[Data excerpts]
•••
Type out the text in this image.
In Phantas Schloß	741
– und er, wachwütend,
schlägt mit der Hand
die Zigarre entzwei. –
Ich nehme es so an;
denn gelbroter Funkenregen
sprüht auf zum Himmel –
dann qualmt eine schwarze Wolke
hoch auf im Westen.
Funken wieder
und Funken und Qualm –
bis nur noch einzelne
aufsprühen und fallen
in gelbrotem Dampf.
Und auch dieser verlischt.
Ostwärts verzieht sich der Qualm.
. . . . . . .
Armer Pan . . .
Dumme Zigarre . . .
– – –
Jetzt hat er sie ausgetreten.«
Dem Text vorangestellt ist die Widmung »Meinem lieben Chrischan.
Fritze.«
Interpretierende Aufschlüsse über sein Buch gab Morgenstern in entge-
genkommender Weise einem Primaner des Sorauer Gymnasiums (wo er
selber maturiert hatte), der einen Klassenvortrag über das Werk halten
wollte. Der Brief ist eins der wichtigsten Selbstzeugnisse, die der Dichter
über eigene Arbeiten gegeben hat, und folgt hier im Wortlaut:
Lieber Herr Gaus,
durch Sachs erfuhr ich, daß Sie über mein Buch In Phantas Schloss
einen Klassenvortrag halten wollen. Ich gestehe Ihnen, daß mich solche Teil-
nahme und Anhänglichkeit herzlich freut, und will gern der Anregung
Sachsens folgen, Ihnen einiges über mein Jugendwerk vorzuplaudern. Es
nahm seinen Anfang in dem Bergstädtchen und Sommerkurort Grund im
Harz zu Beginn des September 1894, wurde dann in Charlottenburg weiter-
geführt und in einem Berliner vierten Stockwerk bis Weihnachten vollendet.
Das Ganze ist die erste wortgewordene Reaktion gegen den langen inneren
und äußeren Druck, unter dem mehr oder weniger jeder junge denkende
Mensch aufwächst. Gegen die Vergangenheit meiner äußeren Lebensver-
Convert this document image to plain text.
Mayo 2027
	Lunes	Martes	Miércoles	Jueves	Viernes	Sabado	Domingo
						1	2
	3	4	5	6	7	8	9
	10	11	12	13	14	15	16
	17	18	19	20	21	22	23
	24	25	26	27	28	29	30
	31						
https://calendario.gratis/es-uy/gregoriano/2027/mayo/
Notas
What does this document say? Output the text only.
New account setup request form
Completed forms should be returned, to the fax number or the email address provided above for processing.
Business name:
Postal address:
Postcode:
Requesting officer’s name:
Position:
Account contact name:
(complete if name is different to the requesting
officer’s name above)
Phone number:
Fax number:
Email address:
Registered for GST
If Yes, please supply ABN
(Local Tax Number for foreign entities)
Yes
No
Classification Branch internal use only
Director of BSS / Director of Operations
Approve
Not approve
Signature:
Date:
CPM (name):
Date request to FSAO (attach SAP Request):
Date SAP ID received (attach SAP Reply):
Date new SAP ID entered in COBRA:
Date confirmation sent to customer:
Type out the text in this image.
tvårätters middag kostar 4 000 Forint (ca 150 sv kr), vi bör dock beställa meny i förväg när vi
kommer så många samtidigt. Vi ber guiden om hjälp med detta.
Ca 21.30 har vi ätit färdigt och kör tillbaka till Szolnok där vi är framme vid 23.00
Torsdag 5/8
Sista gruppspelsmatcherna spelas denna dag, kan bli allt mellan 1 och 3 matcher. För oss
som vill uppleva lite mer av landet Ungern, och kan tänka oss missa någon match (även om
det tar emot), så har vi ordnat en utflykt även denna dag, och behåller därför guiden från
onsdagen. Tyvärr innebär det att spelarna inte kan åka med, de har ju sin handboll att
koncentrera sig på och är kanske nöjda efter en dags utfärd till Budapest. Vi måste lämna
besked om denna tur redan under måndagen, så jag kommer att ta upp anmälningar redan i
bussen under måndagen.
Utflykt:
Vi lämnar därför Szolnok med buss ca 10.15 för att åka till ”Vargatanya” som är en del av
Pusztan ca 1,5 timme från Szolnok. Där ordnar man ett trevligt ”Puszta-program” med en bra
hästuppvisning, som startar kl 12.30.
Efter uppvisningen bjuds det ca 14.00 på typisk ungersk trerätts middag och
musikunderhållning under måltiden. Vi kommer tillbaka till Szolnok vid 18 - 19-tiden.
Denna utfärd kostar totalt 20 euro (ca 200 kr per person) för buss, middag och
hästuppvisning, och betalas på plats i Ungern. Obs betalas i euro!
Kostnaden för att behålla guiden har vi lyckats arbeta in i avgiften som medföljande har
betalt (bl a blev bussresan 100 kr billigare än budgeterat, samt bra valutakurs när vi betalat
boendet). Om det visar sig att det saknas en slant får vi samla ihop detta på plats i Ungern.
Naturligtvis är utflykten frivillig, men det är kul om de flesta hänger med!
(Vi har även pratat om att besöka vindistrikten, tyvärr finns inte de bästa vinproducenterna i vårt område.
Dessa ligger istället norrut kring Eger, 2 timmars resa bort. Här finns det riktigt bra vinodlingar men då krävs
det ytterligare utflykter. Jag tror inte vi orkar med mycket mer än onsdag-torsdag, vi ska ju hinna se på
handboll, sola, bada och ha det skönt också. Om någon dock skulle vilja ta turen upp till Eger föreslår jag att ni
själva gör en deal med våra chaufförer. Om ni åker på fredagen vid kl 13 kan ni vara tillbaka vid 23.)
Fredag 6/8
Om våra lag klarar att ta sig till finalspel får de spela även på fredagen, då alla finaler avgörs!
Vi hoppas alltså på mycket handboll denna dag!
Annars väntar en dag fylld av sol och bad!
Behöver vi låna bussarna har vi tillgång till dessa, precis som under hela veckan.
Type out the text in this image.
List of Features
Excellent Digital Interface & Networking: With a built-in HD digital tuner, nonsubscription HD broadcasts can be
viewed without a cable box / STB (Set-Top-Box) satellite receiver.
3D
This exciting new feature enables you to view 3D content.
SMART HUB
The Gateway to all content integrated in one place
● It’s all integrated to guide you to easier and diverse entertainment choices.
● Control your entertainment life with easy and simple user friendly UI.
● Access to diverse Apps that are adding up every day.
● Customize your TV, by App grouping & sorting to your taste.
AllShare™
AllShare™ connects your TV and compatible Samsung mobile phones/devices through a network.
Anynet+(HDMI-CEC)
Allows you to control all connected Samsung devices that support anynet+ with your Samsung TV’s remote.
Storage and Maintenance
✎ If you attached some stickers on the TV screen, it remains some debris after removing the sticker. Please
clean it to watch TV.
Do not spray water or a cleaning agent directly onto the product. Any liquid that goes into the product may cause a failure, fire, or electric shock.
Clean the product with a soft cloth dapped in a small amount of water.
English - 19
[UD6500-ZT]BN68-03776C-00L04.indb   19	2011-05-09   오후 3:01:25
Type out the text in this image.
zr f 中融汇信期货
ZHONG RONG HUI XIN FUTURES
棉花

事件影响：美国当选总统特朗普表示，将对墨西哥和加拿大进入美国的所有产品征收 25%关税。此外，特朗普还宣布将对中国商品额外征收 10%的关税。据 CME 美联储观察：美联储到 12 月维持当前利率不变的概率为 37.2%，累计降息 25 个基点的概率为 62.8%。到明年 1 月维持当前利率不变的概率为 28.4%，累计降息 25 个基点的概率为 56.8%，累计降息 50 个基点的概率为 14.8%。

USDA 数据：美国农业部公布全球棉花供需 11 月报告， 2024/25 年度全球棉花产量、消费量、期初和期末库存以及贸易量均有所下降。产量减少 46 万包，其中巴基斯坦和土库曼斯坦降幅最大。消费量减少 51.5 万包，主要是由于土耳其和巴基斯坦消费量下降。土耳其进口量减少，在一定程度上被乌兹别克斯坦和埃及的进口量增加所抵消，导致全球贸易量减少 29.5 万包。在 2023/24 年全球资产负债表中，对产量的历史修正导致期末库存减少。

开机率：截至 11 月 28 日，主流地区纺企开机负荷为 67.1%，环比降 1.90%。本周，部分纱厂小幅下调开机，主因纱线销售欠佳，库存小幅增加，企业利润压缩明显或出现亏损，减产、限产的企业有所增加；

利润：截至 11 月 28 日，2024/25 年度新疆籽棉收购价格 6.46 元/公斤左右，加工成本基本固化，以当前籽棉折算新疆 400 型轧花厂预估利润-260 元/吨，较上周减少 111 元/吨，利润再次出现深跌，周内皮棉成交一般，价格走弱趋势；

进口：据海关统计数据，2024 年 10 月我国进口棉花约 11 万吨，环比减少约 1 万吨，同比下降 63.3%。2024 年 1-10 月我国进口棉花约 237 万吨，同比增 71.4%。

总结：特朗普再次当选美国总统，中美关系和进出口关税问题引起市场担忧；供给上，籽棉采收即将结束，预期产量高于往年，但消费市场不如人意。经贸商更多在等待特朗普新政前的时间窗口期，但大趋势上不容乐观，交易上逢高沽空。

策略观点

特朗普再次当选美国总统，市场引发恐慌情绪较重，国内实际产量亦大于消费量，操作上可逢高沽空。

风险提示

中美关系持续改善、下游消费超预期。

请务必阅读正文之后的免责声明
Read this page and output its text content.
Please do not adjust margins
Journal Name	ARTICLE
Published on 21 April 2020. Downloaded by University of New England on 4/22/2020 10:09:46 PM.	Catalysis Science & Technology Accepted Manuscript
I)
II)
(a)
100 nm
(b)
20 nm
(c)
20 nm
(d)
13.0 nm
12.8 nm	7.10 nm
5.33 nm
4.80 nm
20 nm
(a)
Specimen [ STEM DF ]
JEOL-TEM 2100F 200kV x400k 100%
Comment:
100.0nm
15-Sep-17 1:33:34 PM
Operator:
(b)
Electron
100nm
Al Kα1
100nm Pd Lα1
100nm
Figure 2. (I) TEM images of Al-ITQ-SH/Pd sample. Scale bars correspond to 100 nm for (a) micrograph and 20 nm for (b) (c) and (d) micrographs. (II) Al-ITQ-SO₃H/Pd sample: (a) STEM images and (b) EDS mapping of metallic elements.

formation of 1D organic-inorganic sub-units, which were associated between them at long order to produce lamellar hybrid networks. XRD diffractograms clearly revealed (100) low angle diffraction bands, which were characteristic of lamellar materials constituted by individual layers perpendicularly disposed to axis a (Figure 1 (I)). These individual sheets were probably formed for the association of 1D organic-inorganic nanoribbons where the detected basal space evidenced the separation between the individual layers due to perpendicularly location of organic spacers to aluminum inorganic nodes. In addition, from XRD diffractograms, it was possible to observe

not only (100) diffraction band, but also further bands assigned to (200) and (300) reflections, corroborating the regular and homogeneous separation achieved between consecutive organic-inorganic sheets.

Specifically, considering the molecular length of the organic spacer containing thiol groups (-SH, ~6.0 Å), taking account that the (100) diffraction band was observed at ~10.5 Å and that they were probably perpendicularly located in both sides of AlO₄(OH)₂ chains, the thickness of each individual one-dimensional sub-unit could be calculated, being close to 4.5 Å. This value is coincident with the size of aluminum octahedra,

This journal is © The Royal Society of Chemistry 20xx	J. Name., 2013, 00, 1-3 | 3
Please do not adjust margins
•••
GOAL: Identify the lines in the entries that hold "middag" and return each one.

CORRECT RESULT:
tvårätters middag kostar 4 000 Forint (ca 150 sv kr), vi bör dock beställa meny i förväg när vi
Efter uppvisningen bjuds det ca 14.00 på typisk ungersk trerätts middag och
Denna utfärd kostar totalt 20 euro (ca 200 kr per person) för buss, middag och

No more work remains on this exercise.